* **Consigne donnée A**: Pouvez-vous modifier les enregistrements ci-dessous en remplaçant « map-title » par « chart-title », sans rien changer d'autre et sans reprendre les images ?

_ _ _ _ _

Le syndicat d'élevage ovin a convié l'administration à un rendez-vous « pédagogique ». L'incompatibilité du métier avec la présence du loup a été illustrée à cette occasion.
Protéger une troupe ovine contre le loup paraît impossible en Côte-d’Or. « Contrairement aux zones de montagnes, ici, nous avons une multitude de petites parcelles, souvent éloignées des bâtiments », souligne Julien Pané, président du syndicat d’élevage ovin. Le temps nécessaire pour mettre en place les dispositifs proposés – puis les entretenir — pourrait représenter un plein-temps pour chaque éleveur. Pour ne rien arranger, les aides financières ne suffisent pas pour acquérir l’ensemble du matériel qui, de toute manière, n’est pas fiable à 100 %. « Il est impossible de cohabiter avec le loup, nous avons l’impression de nous rabâcher, mais c’est comme ça. Cette menace de la prédation, nous n’en avons pas besoin. Les éleveurs n’en veulent pas », enchaîne le jeune éleveur de Dampierre-en-Montagne. Ce dernier, avec des membres de son équipe syndicale, a tenu à « réexpliquer » ces différentes problématiques techniques à l’administration. Des représentants de la préfecture, de la DDT et de l’OFB étaient ainsi conviés le 8 août sur l’exploitation d’Hubert Mony à Francheville.
La réalité du terrain
« L’idée était de proposer une journée pédagogique et de leur montrer la réalité du terrain, avec toutes les spécificités topographiques et les contraintes de l’élevage ovin en Côte-d’Or », insiste Julien Pané. Hubert Mony a proposé la visite d’un parc de 25 ha : l’ensemble des installations a coûté la somme de 8 000 euros, avec 5 000 euros directement « sortis de la poche » de l’éleveur. Deux mois de travail, à deux, ont été nécessaires pour mettre en place ce dispositif comprenant notamment l’électrisation, un double filet et des caméras : « Il y a bien sûr tout l’entretien qui s’ensuit, comme pour toute clôture électrique. La semaine dernière, un arbre est tombé et il a fallu intervenir. Toute la partie désherbage est très importante. Cette installation n’est même pas sûre à 100 % contre le loup, selon moi. Malgré tous ces efforts, seulement 10 % de la surface de ma ferme est équipée, ce n’est pas sérieux… Ce schéma n’est pas transposable dans la plupart des autres élevages du département : les parcs sont bien plus petits et avec beaucoup plus de végétation que dans cette parcelle ».

_ _ _ _ _

* **Consigne donnée B**: Pouvez-vous recopier à l'identique le passage de l'article sur le loup en Côte-d'Or, depuis « Le syndicat d'élevage » jusqu'à « à cette occasion. » inclus ?

* **Données de la tâche**:
_ _ _ _ _

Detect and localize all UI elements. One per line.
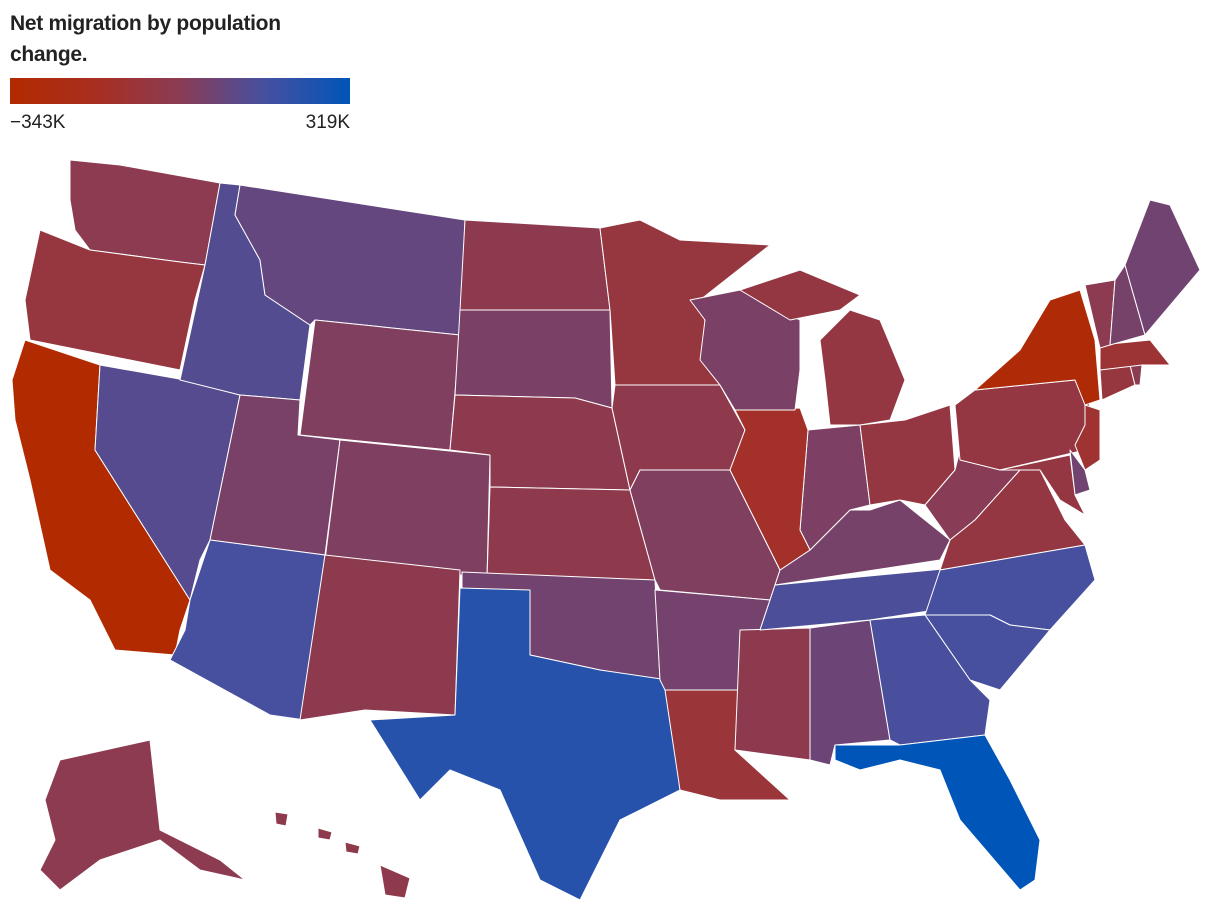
- state: [344, 841, 361, 855]
- state: [1099, 339, 1171, 371]
- state: [974, 289, 1101, 406]
- state: [459, 219, 611, 311]
- state: [39, 739, 246, 891]
- legend-gradient: [10, 78, 350, 104]
- state: [274, 811, 289, 827]
- state: [379, 864, 411, 899]
- state: [1124, 199, 1201, 336]
- state: [317, 827, 333, 841]
- legend-min-label: −343K: [10, 112, 66, 133]
- state: [486, 486, 656, 581]
- state: [454, 309, 613, 409]
- state: [24, 229, 206, 371]
- state: [1099, 364, 1136, 401]
- states: [11, 159, 1201, 901]
- legend-max-label: 319K: [306, 112, 351, 133]
- state: [729, 407, 811, 571]
- state: [819, 309, 906, 426]
- state: [69, 159, 221, 266]
- state: [869, 614, 991, 746]
- state: [999, 454, 1086, 516]
- state: [369, 587, 681, 901]
- state: [299, 554, 461, 721]
- state: [734, 627, 811, 761]
- state: [299, 319, 461, 451]
- map-title: Net migration by population change.: [10, 12, 281, 66]
- state: [739, 269, 861, 321]
- state: [834, 734, 1041, 891]
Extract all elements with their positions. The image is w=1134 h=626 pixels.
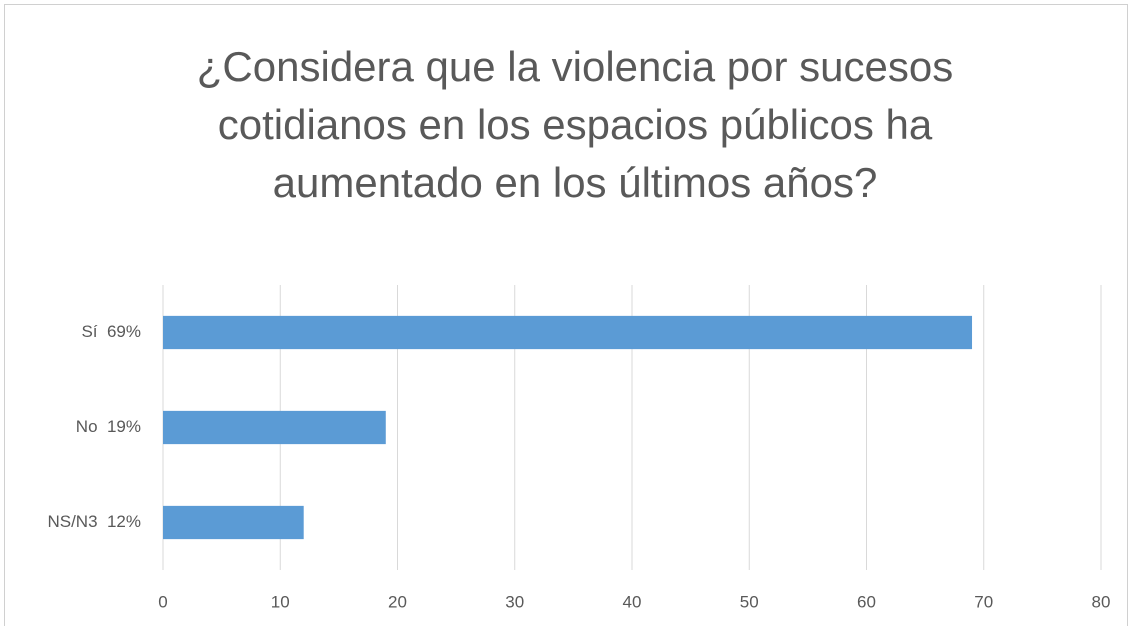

_ _ _ _ _

* **Réponse finale A**:
Detect and localize all UI elements. One per line.
- state: [344, 841, 361, 855]
- state: [1099, 339, 1171, 371]
- state: [974, 289, 1101, 406]
- state: [459, 219, 611, 311]
- state: [39, 739, 246, 891]
- legend-gradient: [10, 78, 350, 104]
- state: [274, 811, 289, 827]
- state: [379, 864, 411, 899]
- state: [1124, 199, 1201, 336]
- state: [317, 827, 333, 841]
- legend-min-label: −343K: [10, 112, 66, 133]
- state: [486, 486, 656, 581]
- state: [454, 309, 613, 409]
- state: [24, 229, 206, 371]
- state: [1099, 364, 1136, 401]
- states: [11, 159, 1201, 901]
- legend-max-label: 319K: [306, 112, 351, 133]
- state: [729, 407, 811, 571]
- state: [819, 309, 906, 426]
- state: [69, 159, 221, 266]
- state: [869, 614, 991, 746]
- state: [999, 454, 1086, 516]
- state: [369, 587, 681, 901]
- state: [299, 554, 461, 721]
- state: [734, 627, 811, 761]
- state: [299, 319, 461, 451]
- chart-title: Net migration by population change.: [10, 12, 281, 66]
- state: [739, 269, 861, 321]
- state: [834, 734, 1041, 891]
Extract all elements with their positions. The image is w=1134 h=626 pixels.

* **Réponse finale B**:
Le syndicat d'élevage ovin a convié l'administration à un rendez-vous « pédagogique ». L'incompatibilité du métier avec la présence du loup a été illustrée à cette occasion.